**EXERCISE TASK:** Tally the lines in the records underneath that contain the string "анализ", and state the figure by itself.

Stored records
* * * * * * * * *
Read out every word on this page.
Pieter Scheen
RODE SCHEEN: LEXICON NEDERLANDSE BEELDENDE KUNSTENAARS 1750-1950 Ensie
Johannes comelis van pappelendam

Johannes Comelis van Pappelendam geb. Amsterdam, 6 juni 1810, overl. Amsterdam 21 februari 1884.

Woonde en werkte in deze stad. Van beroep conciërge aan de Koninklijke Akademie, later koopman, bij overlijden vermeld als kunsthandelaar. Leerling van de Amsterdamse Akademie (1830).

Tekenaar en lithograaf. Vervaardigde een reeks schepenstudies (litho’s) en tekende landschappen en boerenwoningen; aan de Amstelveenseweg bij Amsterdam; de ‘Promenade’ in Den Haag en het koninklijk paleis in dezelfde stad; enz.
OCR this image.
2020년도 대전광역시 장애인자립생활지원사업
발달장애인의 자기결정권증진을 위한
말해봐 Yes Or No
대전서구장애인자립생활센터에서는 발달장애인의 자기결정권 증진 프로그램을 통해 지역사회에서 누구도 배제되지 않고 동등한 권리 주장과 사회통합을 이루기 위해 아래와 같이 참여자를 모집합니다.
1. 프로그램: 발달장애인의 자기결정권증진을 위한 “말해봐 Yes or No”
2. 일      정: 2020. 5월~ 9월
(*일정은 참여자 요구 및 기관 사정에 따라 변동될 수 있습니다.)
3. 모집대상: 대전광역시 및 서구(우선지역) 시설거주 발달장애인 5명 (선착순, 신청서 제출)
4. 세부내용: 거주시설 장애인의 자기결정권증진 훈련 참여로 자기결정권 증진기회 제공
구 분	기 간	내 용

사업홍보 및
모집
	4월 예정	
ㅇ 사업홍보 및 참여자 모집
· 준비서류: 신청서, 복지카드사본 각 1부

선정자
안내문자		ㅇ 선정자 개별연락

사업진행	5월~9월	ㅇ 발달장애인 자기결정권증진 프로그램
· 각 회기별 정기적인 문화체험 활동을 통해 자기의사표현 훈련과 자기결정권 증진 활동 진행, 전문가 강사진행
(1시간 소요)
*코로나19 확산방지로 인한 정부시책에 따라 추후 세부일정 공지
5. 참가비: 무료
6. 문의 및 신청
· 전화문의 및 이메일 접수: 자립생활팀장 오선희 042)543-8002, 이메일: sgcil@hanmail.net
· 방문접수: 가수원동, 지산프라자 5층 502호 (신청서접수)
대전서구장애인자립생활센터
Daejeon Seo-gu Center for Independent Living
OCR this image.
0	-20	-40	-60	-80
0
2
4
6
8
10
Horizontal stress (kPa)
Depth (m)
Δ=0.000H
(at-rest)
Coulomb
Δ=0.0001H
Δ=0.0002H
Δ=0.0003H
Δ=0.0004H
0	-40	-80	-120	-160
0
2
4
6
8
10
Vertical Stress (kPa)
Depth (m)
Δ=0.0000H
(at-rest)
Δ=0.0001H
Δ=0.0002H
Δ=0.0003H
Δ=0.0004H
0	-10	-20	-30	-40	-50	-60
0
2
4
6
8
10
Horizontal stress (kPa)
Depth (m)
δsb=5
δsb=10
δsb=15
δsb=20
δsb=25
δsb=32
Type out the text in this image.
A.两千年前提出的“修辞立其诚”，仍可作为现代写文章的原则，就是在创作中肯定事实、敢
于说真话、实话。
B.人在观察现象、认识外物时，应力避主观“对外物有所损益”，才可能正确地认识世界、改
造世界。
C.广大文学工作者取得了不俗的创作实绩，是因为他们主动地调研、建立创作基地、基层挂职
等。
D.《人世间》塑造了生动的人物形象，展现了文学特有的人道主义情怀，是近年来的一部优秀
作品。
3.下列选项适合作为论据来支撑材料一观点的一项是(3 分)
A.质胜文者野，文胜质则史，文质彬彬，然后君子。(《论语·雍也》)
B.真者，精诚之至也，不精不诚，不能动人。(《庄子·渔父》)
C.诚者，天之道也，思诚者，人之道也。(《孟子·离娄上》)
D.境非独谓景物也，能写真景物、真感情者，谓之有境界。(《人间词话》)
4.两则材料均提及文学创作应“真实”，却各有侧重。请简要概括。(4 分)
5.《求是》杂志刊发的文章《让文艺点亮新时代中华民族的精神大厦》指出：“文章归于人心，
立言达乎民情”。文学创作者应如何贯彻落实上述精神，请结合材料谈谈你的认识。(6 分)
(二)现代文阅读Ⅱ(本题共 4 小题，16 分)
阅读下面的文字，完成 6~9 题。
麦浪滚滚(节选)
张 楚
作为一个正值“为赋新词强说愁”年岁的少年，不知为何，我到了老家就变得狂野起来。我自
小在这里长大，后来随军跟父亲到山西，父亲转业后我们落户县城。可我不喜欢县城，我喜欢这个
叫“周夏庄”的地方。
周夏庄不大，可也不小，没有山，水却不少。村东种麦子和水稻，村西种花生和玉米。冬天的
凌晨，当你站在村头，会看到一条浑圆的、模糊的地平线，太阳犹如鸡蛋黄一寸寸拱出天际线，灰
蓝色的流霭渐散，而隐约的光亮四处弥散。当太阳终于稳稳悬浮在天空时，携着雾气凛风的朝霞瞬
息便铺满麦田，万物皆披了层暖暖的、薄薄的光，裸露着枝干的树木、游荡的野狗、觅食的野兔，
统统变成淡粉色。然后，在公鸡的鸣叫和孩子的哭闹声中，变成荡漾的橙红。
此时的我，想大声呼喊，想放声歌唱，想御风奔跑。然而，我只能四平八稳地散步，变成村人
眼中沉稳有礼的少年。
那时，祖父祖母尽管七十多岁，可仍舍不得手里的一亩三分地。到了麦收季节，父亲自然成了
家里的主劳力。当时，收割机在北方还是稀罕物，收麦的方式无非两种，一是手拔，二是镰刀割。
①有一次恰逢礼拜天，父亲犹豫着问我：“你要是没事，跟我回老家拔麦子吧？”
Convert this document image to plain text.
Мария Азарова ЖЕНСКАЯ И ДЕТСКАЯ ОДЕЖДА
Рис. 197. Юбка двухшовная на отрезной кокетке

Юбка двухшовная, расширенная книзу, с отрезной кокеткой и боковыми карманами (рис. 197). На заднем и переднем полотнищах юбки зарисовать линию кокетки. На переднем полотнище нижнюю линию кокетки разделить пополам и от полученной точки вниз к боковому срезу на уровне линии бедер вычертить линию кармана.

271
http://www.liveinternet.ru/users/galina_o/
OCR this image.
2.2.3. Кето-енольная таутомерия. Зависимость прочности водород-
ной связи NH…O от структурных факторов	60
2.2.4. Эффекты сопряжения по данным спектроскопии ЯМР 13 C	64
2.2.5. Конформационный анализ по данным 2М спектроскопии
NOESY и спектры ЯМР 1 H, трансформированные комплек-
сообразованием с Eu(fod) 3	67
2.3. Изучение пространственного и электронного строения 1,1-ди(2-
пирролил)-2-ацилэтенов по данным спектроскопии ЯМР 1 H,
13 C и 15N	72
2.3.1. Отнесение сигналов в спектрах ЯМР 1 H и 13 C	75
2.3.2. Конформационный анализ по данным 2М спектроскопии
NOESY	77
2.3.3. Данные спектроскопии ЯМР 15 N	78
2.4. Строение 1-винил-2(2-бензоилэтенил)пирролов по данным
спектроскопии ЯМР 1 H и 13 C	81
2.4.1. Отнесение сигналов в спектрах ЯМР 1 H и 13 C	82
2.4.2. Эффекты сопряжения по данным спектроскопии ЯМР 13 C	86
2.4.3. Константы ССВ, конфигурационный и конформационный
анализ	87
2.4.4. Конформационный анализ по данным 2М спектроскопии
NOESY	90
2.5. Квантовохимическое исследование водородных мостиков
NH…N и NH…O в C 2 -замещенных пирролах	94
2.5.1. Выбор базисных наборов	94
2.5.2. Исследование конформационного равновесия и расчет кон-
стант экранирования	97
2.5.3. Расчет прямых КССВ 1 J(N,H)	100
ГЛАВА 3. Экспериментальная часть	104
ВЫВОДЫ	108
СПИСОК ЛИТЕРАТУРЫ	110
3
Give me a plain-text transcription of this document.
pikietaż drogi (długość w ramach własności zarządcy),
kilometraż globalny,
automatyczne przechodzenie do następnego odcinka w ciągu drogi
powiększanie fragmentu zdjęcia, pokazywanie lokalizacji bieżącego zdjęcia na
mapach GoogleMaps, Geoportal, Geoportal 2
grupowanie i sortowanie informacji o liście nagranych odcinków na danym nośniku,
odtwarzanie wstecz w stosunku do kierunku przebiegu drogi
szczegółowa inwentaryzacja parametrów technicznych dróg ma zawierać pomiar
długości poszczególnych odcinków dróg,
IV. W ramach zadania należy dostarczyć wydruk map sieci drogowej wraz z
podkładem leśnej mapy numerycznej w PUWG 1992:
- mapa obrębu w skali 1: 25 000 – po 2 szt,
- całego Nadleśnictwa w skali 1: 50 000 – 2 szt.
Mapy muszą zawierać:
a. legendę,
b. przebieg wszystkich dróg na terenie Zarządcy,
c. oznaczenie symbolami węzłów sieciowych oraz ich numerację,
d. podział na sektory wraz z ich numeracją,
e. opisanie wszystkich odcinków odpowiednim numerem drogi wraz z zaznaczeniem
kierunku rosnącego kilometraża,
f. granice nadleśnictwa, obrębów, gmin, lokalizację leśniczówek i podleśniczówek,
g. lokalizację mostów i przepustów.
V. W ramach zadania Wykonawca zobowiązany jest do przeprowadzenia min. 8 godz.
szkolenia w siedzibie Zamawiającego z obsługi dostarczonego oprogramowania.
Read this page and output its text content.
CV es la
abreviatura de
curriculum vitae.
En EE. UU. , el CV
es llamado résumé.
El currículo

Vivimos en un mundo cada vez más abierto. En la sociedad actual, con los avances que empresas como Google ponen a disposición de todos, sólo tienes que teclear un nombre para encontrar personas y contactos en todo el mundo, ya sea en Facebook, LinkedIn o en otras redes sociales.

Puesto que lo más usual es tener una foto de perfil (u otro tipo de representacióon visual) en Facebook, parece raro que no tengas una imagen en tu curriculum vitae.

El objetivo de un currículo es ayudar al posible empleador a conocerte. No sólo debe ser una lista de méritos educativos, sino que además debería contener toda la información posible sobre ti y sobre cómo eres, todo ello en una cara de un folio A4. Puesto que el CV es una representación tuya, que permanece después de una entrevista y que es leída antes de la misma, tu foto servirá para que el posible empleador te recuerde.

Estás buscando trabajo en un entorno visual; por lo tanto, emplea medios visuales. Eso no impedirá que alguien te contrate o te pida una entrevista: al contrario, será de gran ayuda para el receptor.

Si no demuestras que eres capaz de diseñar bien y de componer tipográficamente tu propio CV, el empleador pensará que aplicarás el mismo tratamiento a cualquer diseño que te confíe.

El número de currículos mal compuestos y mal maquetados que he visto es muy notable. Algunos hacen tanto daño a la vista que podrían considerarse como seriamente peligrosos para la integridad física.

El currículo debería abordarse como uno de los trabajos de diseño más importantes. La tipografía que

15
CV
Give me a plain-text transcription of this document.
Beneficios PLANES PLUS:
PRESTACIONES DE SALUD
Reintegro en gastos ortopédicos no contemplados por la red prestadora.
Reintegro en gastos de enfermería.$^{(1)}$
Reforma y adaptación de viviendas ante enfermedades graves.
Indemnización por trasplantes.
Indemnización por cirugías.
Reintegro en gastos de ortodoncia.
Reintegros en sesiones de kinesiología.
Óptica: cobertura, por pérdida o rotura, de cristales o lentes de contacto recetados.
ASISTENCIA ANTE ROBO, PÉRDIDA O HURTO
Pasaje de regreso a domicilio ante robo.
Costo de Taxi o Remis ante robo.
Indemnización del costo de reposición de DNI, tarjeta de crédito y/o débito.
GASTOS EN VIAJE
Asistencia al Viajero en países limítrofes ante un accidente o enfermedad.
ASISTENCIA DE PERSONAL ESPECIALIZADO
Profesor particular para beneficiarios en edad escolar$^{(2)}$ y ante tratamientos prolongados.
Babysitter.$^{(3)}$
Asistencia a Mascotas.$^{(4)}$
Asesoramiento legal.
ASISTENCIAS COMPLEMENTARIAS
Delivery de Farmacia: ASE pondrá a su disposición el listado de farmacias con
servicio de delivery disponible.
* * * * * * * * *
**WRITTEN SOLUTION:** 4